-- start --
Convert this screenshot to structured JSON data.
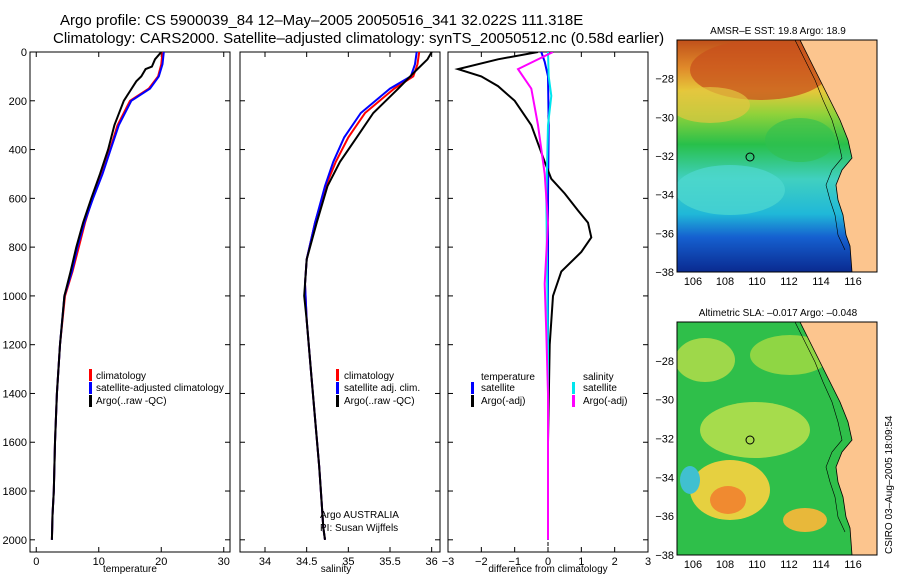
{
  "header": {
    "line1": "Argo profile: CS 5900039_84 12–May–2005 20050516_341 32.022S 111.318E",
    "line2": "Climatology: CARS2000. Satellite–adjusted climatology: synTS_20050512.nc (0.58d earlier)"
  },
  "colors": {
    "climatology": "#ff0000",
    "satellite": "#0000ff",
    "argo": "#000000",
    "salinity_sat": "#00e5ee",
    "salinity_argo": "#ff00ff",
    "land": "#fcc58e"
  },
  "chart_data": [
    {
      "type": "line",
      "id": "temperature",
      "xlabel": "temperature",
      "xlim": [
        -1,
        31
      ],
      "ylim": [
        0,
        2050
      ],
      "xticks": [
        0,
        10,
        20,
        30
      ],
      "yticks": [
        0,
        200,
        400,
        600,
        800,
        1000,
        1200,
        1400,
        1600,
        1800,
        2000
      ],
      "series": [
        {
          "name": "climatology",
          "color": "#ff0000",
          "x": [
            20.2,
            20.0,
            19.5,
            18.0,
            15.0,
            13.0,
            11.8,
            10.5,
            9.0,
            7.8,
            6.8,
            5.8,
            4.6,
            3.8,
            3.3,
            3.0,
            2.8,
            2.6,
            2.5
          ],
          "y": [
            0,
            50,
            100,
            150,
            200,
            300,
            400,
            500,
            600,
            700,
            800,
            900,
            1000,
            1200,
            1400,
            1600,
            1800,
            1900,
            2000
          ]
        },
        {
          "name": "satellite-adjusted climatology",
          "color": "#0000ff",
          "x": [
            20.4,
            20.2,
            19.6,
            18.2,
            15.2,
            13.2,
            11.9,
            10.6,
            9.1,
            7.7,
            6.6,
            5.7,
            4.5,
            3.8,
            3.3,
            3.0,
            2.8,
            2.6,
            2.5
          ],
          "y": [
            0,
            50,
            100,
            150,
            200,
            300,
            400,
            500,
            600,
            700,
            800,
            900,
            1000,
            1200,
            1400,
            1600,
            1800,
            1900,
            2000
          ]
        },
        {
          "name": "Argo(..raw -QC)",
          "color": "#000000",
          "x": [
            20.0,
            19.0,
            18.5,
            17.5,
            16.8,
            16.0,
            14.0,
            12.5,
            11.5,
            10.2,
            8.8,
            7.5,
            6.4,
            5.5,
            4.5,
            3.8,
            3.3,
            3.0,
            2.8,
            2.6,
            2.5
          ],
          "y": [
            0,
            30,
            60,
            70,
            100,
            120,
            200,
            300,
            400,
            500,
            600,
            700,
            800,
            900,
            1000,
            1200,
            1400,
            1600,
            1800,
            1900,
            2000
          ]
        }
      ],
      "legend": [
        "climatology",
        "satellite-adjusted climatology",
        "Argo(..raw -QC)"
      ]
    },
    {
      "type": "line",
      "id": "salinity",
      "xlabel": "salinity",
      "xlim": [
        33.7,
        36.1
      ],
      "ylim": [
        0,
        2050
      ],
      "xticks": [
        34,
        34.5,
        35,
        35.5,
        36
      ],
      "xticklabels": [
        "34",
        "34.5",
        "35",
        "35.5",
        "36"
      ],
      "series": [
        {
          "name": "climatology",
          "color": "#ff0000",
          "x": [
            35.85,
            35.83,
            35.78,
            35.55,
            35.2,
            35.0,
            34.85,
            34.73,
            34.6,
            34.5,
            34.48,
            34.5,
            34.55,
            34.6,
            34.65,
            34.68,
            34.7,
            34.72
          ],
          "y": [
            0,
            50,
            100,
            150,
            250,
            350,
            450,
            550,
            700,
            850,
            950,
            1100,
            1300,
            1500,
            1700,
            1850,
            1950,
            2000
          ]
        },
        {
          "name": "satellite adj. clim.",
          "color": "#0000ff",
          "x": [
            35.82,
            35.8,
            35.75,
            35.5,
            35.15,
            34.95,
            34.82,
            34.72,
            34.6,
            34.5,
            34.48,
            34.5,
            34.55,
            34.6,
            34.65,
            34.68,
            34.7,
            34.72
          ],
          "y": [
            0,
            50,
            100,
            150,
            250,
            350,
            450,
            550,
            700,
            850,
            950,
            1100,
            1300,
            1500,
            1700,
            1850,
            1950,
            2000
          ]
        },
        {
          "name": "Argo(..raw -QC)",
          "color": "#000000",
          "x": [
            36.0,
            35.95,
            35.8,
            35.6,
            35.3,
            35.1,
            34.9,
            34.75,
            34.62,
            34.5,
            34.47,
            34.5,
            34.55,
            34.6,
            34.65,
            34.68,
            34.7,
            34.72
          ],
          "y": [
            0,
            30,
            80,
            150,
            250,
            350,
            450,
            550,
            700,
            850,
            1000,
            1100,
            1300,
            1500,
            1700,
            1850,
            1950,
            2000
          ]
        }
      ],
      "legend": [
        "climatology",
        "satellite adj. clim.",
        "Argo(..raw -QC)"
      ],
      "annotation": [
        "Argo AUSTRALIA",
        "PI: Susan Wijffels"
      ]
    },
    {
      "type": "line",
      "id": "difference",
      "xlabel": "difference from climatology",
      "xlim": [
        -3,
        3
      ],
      "ylim": [
        0,
        2050
      ],
      "xticks": [
        -3,
        -2,
        -1,
        0,
        1,
        2,
        3
      ],
      "series": [
        {
          "name": "temperature satellite",
          "color": "#0000ff",
          "x": [
            -0.2,
            -0.1,
            0.0,
            0.02,
            0.0,
            0.0,
            0.0
          ],
          "y": [
            0,
            40,
            100,
            300,
            600,
            1000,
            2000
          ]
        },
        {
          "name": "temperature Argo(-adj)",
          "color": "#000000",
          "x": [
            -0.3,
            -1.5,
            -2.7,
            -2.0,
            -1.5,
            -1.0,
            -0.5,
            -0.1,
            0.1,
            0.5,
            0.9,
            1.2,
            1.3,
            1.0,
            0.4,
            0.15,
            0.05,
            0.0,
            0.0
          ],
          "y": [
            0,
            30,
            70,
            100,
            140,
            200,
            300,
            450,
            520,
            580,
            650,
            700,
            760,
            820,
            900,
            1000,
            1200,
            1600,
            2000
          ]
        },
        {
          "name": "salinity satellite",
          "color": "#00e5ee",
          "x": [
            0.0,
            0.02,
            0.1,
            0.0,
            -0.05,
            0.0,
            0.0
          ],
          "y": [
            0,
            100,
            180,
            300,
            600,
            1200,
            2000
          ]
        },
        {
          "name": "salinity Argo(-adj)",
          "color": "#ff00ff",
          "x": [
            0.15,
            -0.9,
            -0.5,
            -0.3,
            -0.1,
            0.0,
            -0.1,
            -0.05,
            0.0,
            0.0
          ],
          "y": [
            0,
            70,
            150,
            300,
            500,
            700,
            950,
            1150,
            1400,
            2000
          ]
        }
      ],
      "legend_left_title": "temperature",
      "legend_left": [
        "satellite",
        "Argo(-adj)"
      ],
      "legend_right_title": "salinity",
      "legend_right": [
        "satellite",
        "Argo(-adj)"
      ]
    },
    {
      "type": "heatmap",
      "id": "sst-map",
      "title": "AMSR–E SST: 19.8 Argo: 18.9",
      "xlim": [
        105,
        117.5
      ],
      "ylim": [
        -38,
        -26
      ],
      "xticks": [
        106,
        108,
        110,
        112,
        114,
        116
      ],
      "yticks": [
        -28,
        -30,
        -32,
        -34,
        -36,
        -38
      ],
      "profile_location": [
        111.318,
        -32.022
      ]
    },
    {
      "type": "heatmap",
      "id": "sla-map",
      "title": "Altimetric SLA: –0.017 Argo: –0.048",
      "xlim": [
        105,
        117.5
      ],
      "ylim": [
        -38,
        -26
      ],
      "xticks": [
        106,
        108,
        110,
        112,
        114,
        116
      ],
      "yticks": [
        -28,
        -30,
        -32,
        -34,
        -36,
        -38
      ],
      "profile_location": [
        111.318,
        -32.022
      ]
    }
  ],
  "footer": {
    "stamp": "CSIRO 03–Aug–2005 18:09:54"
  }
}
-- end --
» **Problem requirements**
Copy each line from the records above that includes the string "adjusted".

» **The output**
    "line2": "Climatology: CARS2000. Satellite–adjusted climatology: synTS_20050512.nc (0.58d earlier)"
          "name": "satellite-adjusted climatology",
        "satellite-adjusted climatology",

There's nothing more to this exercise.